== Short exercise ==
Without including the pictures, copy out every line below.

== Dataset excerpt ==
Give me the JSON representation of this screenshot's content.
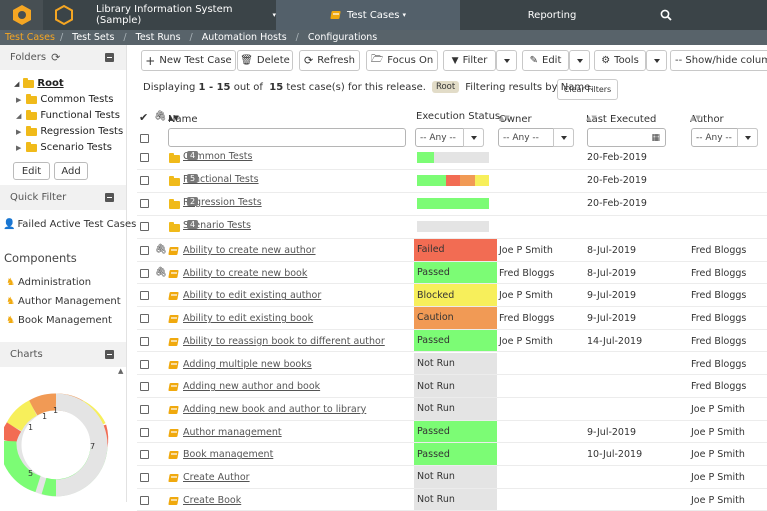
{
  "topbar": {
    "project": "Library Information System (Sample)",
    "tab_test_cases": "Test Cases",
    "tab_reporting": "Reporting"
  },
  "subnav": [
    "Test Cases",
    "Test Sets",
    "Test Runs",
    "Automation Hosts",
    "Configurations"
  ],
  "sidebar": {
    "folders_title": "Folders",
    "tree": [
      "Root",
      "Common Tests",
      "Functional Tests",
      "Regression Tests",
      "Scenario Tests"
    ],
    "edit_label": "Edit",
    "add_label": "Add",
    "quick_filter_title": "Quick Filter",
    "quick_filter_item": "Failed Active Test Cases",
    "components_title": "Components",
    "components": [
      "Administration",
      "Author Management",
      "Book Management"
    ],
    "charts_title": "Charts",
    "chart_labels": [
      "1",
      "1",
      "1",
      "5",
      "7"
    ]
  },
  "toolbar": {
    "new": "New Test Case",
    "delete": "Delete",
    "refresh": "Refresh",
    "focus": "Focus On",
    "filter": "Filter",
    "edit": "Edit",
    "tools": "Tools",
    "showhide": "-- Show/hide columns --"
  },
  "info": {
    "prefix": "Displaying ",
    "range": "1 - 15",
    "mid": " out of ",
    "total": "15",
    "suffix": " test case(s) for this release.",
    "root": "Root",
    "filtering": "Filtering results by Name.",
    "clear": "Clear Filters"
  },
  "columns": {
    "name": "Name",
    "status": "Execution Status",
    "owner": "Owner",
    "last": "Last Executed",
    "author": "Author"
  },
  "filters": {
    "any": "-- Any --"
  },
  "colors": {
    "passed": "#7cfc75",
    "failed": "#f26c53",
    "blocked": "#f7ef5b",
    "caution": "#f19a55",
    "notrun": "#e4e4e4"
  },
  "folders": [
    {
      "name": "Common Tests",
      "count": "4",
      "date": "20-Feb-2019",
      "bar": [
        [
          "passed",
          0.23
        ],
        [
          "notrun",
          0.77
        ]
      ]
    },
    {
      "name": "Functional Tests",
      "count": "5",
      "date": "20-Feb-2019",
      "bar": [
        [
          "passed",
          0.4
        ],
        [
          "failed",
          0.2
        ],
        [
          "caution",
          0.2
        ],
        [
          "blocked",
          0.2
        ]
      ]
    },
    {
      "name": "Regression Tests",
      "count": "2",
      "date": "20-Feb-2019",
      "bar": [
        [
          "passed",
          1.0
        ]
      ]
    },
    {
      "name": "Scenario Tests",
      "count": "4",
      "date": "",
      "bar": [
        [
          "notrun",
          1.0
        ]
      ]
    }
  ],
  "cases": [
    {
      "name": "Ability to create new author",
      "status": "Failed",
      "color": "failed",
      "owner": "Joe P Smith",
      "date": "8-Jul-2019",
      "author": "Fred Bloggs",
      "attach": true
    },
    {
      "name": "Ability to create new book",
      "status": "Passed",
      "color": "passed",
      "owner": "Fred Bloggs",
      "date": "8-Jul-2019",
      "author": "Fred Bloggs",
      "attach": true
    },
    {
      "name": "Ability to edit existing author",
      "status": "Blocked",
      "color": "blocked",
      "owner": "Joe P Smith",
      "date": "9-Jul-2019",
      "author": "Fred Bloggs",
      "attach": false
    },
    {
      "name": "Ability to edit existing book",
      "status": "Caution",
      "color": "caution",
      "owner": "Fred Bloggs",
      "date": "9-Jul-2019",
      "author": "Fred Bloggs",
      "attach": false
    },
    {
      "name": "Ability to reassign book to different author",
      "status": "Passed",
      "color": "passed",
      "owner": "Joe P Smith",
      "date": "14-Jul-2019",
      "author": "Fred Bloggs",
      "attach": false
    },
    {
      "name": "Adding multiple new books",
      "status": "Not Run",
      "color": "notrun",
      "owner": "",
      "date": "",
      "author": "Fred Bloggs",
      "attach": false
    },
    {
      "name": "Adding new author and book",
      "status": "Not Run",
      "color": "notrun",
      "owner": "",
      "date": "",
      "author": "Fred Bloggs",
      "attach": false
    },
    {
      "name": "Adding new book and author to library",
      "status": "Not Run",
      "color": "notrun",
      "owner": "",
      "date": "",
      "author": "Joe P Smith",
      "attach": false
    },
    {
      "name": "Author management",
      "status": "Passed",
      "color": "passed",
      "owner": "",
      "date": "9-Jul-2019",
      "author": "Joe P Smith",
      "attach": false
    },
    {
      "name": "Book management",
      "status": "Passed",
      "color": "passed",
      "owner": "",
      "date": "10-Jul-2019",
      "author": "Joe P Smith",
      "attach": false
    },
    {
      "name": "Create Author",
      "status": "Not Run",
      "color": "notrun",
      "owner": "",
      "date": "",
      "author": "Joe P Smith",
      "attach": false
    },
    {
      "name": "Create Book",
      "status": "Not Run",
      "color": "notrun",
      "owner": "",
      "date": "",
      "author": "Joe P Smith",
      "attach": false
    }
  ]
}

== Written answer ==
Give me the JSON representation of this screenshot's content.
{
  "topbar": {
    "project": "Library Information System (Sample)",
    "tab_test_cases": "Test Cases",
    "tab_reporting": "Reporting"
  },
  "subnav": [
    "Test Cases",
    "Test Sets",
    "Test Runs",
    "Automation Hosts",
    "Configurations"
  ],
  "sidebar": {
    "folders_title": "Folders",
    "tree": [
      "Root",
      "Common Tests",
      "Functional Tests",
      "Regression Tests",
      "Scenario Tests"
    ],
    "edit_label": "Edit",
    "add_label": "Add",
    "quick_filter_title": "Quick Filter",
    "quick_filter_item": "Failed Active Test Cases",
    "components_title": "Components",
    "components": [
      "Administration",
      "Author Management",
      "Book Management"
    ],
    "charts_title": "Charts",
    "chart_labels": [
      "1",
      "1",
      "1",
      "5",
      "7"
    ]
  },
  "toolbar": {
    "new": "New Test Case",
    "delete": "Delete",
    "refresh": "Refresh",
    "focus": "Focus On",
    "filter": "Filter",
    "edit": "Edit",
    "tools": "Tools",
    "showhide": "-- Show/hide columns --"
  },
  "info": {
    "prefix": "Displaying ",
    "range": "1 - 15",
    "mid": " out of ",
    "total": "15",
    "suffix": " test case(s) for this release.",
    "root": "Root",
    "filtering": "Filtering results by Name.",
    "clear": "Clear Filters"
  },
  "columns": {
    "name": "Name",
    "status": "Execution Status",
    "owner": "Owner",
    "last": "Last Executed",
    "author": "Author"
  },
  "filters": {
    "any": "-- Any --"
  },
  "colors": {
    "passed": "#7cfc75",
    "failed": "#f26c53",
    "blocked": "#f7ef5b",
    "caution": "#f19a55",
    "notrun": "#e4e4e4"
  },
  "folders": [
    {
      "name": "Common Tests",
      "count": "4",
      "date": "20-Feb-2019",
      "bar": [
        [
          "passed",
          0.23
        ],
        [
          "notrun",
          0.77
        ]
      ]
    },
    {
      "name": "Functional Tests",
      "count": "5",
      "date": "20-Feb-2019",
      "bar": [
        [
          "passed",
          0.4
        ],
        [
          "failed",
          0.2
        ],
        [
          "caution",
          0.2
        ],
        [
          "blocked",
          0.2
        ]
      ]
    },
    {
      "name": "Regression Tests",
      "count": "2",
      "date": "20-Feb-2019",
      "bar": [
        [
          "passed",
          1.0
        ]
      ]
    },
    {
      "name": "Scenario Tests",
      "count": "4",
      "date": "",
      "bar": [
        [
          "notrun",
          1.0
        ]
      ]
    }
  ],
  "cases": [
    {
      "name": "Ability to create new author",
      "status": "Failed",
      "color": "failed",
      "owner": "Joe P Smith",
      "date": "8-Jul-2019",
      "author": "Fred Bloggs",
      "attach": true
    },
    {
      "name": "Ability to create new book",
      "status": "Passed",
      "color": "passed",
      "owner": "Fred Bloggs",
      "date": "8-Jul-2019",
      "author": "Fred Bloggs",
      "attach": true
    },
    {
      "name": "Ability to edit existing author",
      "status": "Blocked",
      "color": "blocked",
      "owner": "Joe P Smith",
      "date": "9-Jul-2019",
      "author": "Fred Bloggs",
      "attach": false
    },
    {
      "name": "Ability to edit existing book",
      "status": "Caution",
      "color": "caution",
      "owner": "Fred Bloggs",
      "date": "9-Jul-2019",
      "author": "Fred Bloggs",
      "attach": false
    },
    {
      "name": "Ability to reassign book to different author",
      "status": "Passed",
      "color": "passed",
      "owner": "Joe P Smith",
      "date": "14-Jul-2019",
      "author": "Fred Bloggs",
      "attach": false
    },
    {
      "name": "Adding multiple new books",
      "status": "Not Run",
      "color": "notrun",
      "owner": "",
      "date": "",
      "author": "Fred Bloggs",
      "attach": false
    },
    {
      "name": "Adding new author and book",
      "status": "Not Run",
      "color": "notrun",
      "owner": "",
      "date": "",
      "author": "Fred Bloggs",
      "attach": false
    },
    {
      "name": "Adding new book and author to library",
      "status": "Not Run",
      "color": "notrun",
      "owner": "",
      "date": "",
      "author": "Joe P Smith",
      "attach": false
    },
    {
      "name": "Author management",
      "status": "Passed",
      "color": "passed",
      "owner": "",
      "date": "9-Jul-2019",
      "author": "Joe P Smith",
      "attach": false
    },
    {
      "name": "Book management",
      "status": "Passed",
      "color": "passed",
      "owner": "",
      "date": "10-Jul-2019",
      "author": "Joe P Smith",
      "attach": false
    },
    {
      "name": "Create Author",
      "status": "Not Run",
      "color": "notrun",
      "owner": "",
      "date": "",
      "author": "Joe P Smith",
      "attach": false
    },
    {
      "name": "Create Book",
      "status": "Not Run",
      "color": "notrun",
      "owner": "",
      "date": "",
      "author": "Joe P Smith",
      "attach": false
    }
  ]
}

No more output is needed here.